* begin *
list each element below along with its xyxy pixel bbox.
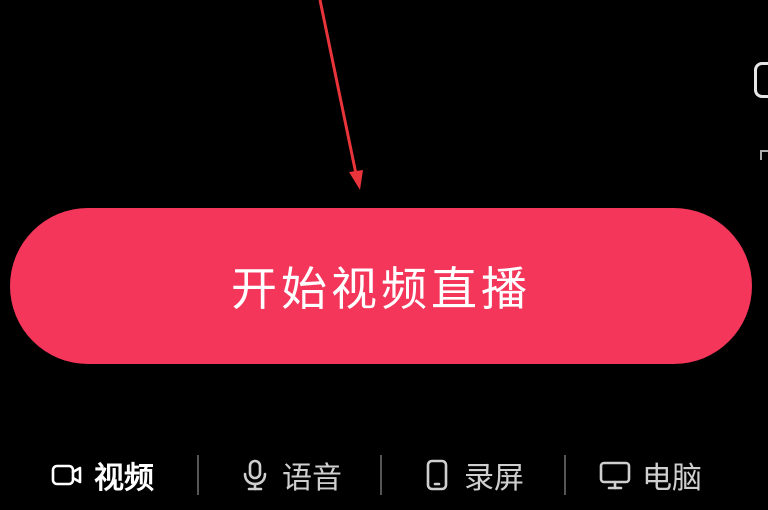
* end *
* begin *
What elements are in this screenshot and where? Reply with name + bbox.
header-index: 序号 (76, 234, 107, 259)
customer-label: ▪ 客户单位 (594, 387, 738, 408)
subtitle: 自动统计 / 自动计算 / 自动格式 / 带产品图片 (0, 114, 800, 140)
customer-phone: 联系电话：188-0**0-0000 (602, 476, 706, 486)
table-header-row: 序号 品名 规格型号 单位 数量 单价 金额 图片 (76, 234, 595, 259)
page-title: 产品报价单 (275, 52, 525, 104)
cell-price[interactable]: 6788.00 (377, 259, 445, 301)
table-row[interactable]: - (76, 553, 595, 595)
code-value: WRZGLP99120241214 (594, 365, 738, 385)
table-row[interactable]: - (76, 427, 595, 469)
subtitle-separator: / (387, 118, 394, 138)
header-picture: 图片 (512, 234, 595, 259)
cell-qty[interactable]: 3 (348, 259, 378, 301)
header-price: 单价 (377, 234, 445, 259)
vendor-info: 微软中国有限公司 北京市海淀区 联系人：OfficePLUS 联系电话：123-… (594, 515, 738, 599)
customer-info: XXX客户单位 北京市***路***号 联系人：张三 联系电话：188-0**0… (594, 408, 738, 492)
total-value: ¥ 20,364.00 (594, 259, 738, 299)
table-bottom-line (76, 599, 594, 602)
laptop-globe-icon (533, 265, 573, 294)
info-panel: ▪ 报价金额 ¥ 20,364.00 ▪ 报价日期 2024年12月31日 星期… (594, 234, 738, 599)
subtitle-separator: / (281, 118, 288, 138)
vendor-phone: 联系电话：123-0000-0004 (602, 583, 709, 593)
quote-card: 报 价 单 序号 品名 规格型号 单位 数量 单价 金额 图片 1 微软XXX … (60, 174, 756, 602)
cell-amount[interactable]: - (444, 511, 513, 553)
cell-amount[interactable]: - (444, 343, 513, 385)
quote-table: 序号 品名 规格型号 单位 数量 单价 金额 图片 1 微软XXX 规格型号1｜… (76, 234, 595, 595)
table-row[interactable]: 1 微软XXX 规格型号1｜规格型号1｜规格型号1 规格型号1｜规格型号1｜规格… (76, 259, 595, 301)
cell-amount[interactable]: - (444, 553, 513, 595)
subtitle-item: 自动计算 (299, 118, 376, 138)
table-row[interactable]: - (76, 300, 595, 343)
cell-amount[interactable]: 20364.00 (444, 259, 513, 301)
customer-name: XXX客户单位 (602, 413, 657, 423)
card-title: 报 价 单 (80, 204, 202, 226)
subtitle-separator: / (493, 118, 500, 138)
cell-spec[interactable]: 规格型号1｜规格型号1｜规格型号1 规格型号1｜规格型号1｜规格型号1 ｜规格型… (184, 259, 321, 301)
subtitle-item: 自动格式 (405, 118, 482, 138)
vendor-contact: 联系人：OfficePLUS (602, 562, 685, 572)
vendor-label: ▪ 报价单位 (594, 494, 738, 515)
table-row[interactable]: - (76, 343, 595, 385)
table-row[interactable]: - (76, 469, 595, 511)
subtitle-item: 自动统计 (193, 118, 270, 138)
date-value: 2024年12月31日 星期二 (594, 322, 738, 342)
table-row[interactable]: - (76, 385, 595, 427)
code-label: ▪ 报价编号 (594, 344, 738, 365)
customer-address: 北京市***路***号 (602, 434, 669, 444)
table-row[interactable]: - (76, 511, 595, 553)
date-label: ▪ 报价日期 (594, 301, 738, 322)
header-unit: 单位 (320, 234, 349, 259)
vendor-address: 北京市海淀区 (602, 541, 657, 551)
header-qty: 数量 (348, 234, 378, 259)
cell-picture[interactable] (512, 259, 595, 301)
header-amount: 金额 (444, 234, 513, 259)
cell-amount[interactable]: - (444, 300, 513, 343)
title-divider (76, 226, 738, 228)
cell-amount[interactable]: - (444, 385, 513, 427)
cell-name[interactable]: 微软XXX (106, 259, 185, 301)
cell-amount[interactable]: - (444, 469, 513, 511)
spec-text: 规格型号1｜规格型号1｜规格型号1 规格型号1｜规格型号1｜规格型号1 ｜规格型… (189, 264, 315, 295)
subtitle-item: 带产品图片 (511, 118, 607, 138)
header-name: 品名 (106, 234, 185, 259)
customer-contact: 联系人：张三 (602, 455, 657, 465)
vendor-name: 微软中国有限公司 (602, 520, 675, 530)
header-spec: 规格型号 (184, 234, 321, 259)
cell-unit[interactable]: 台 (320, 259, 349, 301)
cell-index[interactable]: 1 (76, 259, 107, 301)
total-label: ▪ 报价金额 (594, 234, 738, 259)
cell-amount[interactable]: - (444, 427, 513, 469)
* end *
Which lines in the entries above contain the string "报价金额"? Case counts. Select each of those lines and copy it out.

info-panel: ▪ 报价金额 ¥ 20,364.00 ▪ 报价日期 2024年12月31日 星期… (594, 234, 738, 599)
total-label: ▪ 报价金额 (594, 234, 738, 259)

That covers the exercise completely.